__Task goal__
Please give the listing again, word for word, with nothing left out.
start Data excerpts
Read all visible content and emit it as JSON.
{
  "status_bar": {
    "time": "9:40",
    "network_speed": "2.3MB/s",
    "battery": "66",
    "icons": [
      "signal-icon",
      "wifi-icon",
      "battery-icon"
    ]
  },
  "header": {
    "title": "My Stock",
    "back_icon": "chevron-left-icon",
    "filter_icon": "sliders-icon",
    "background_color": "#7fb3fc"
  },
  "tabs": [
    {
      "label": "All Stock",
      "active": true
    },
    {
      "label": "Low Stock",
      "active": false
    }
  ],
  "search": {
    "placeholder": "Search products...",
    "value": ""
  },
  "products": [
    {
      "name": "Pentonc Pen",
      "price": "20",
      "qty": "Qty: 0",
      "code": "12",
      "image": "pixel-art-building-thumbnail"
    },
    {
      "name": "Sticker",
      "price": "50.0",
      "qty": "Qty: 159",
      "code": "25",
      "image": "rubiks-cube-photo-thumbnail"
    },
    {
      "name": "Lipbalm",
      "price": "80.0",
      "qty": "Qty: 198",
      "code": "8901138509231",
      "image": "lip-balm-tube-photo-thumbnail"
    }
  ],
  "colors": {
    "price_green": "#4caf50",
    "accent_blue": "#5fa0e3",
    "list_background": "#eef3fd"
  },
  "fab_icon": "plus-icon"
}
end Data excerpts
__Exercise solution__
Read all visible content and emit it as JSON.
{
  "status_bar": {
    "time": "9:40",
    "network_speed": "2.3MB/s",
    "battery": "66",
    "icons": [
      "signal-icon",
      "wifi-icon",
      "battery-icon"
    ]
  },
  "header": {
    "title": "My Stock",
    "back_icon": "chevron-left-icon",
    "filter_icon": "sliders-icon",
    "background_color": "#7fb3fc"
  },
  "tabs": [
    {
      "label": "All Stock",
      "active": true
    },
    {
      "label": "Low Stock",
      "active": false
    }
  ],
  "search": {
    "placeholder": "Search products...",
    "value": ""
  },
  "products": [
    {
      "name": "Pentonc Pen",
      "price": "20",
      "qty": "Qty: 0",
      "code": "12",
      "image": "pixel-art-building-thumbnail"
    },
    {
      "name": "Sticker",
      "price": "50.0",
      "qty": "Qty: 159",
      "code": "25",
      "image": "rubiks-cube-photo-thumbnail"
    },
    {
      "name": "Lipbalm",
      "price": "80.0",
      "qty": "Qty: 198",
      "code": "8901138509231",
      "image": "lip-balm-tube-photo-thumbnail"
    }
  ],
  "colors": {
    "price_green": "#4caf50",
    "accent_blue": "#5fa0e3",
    "list_background": "#eef3fd"
  },
  "fab_icon": "plus-icon"
}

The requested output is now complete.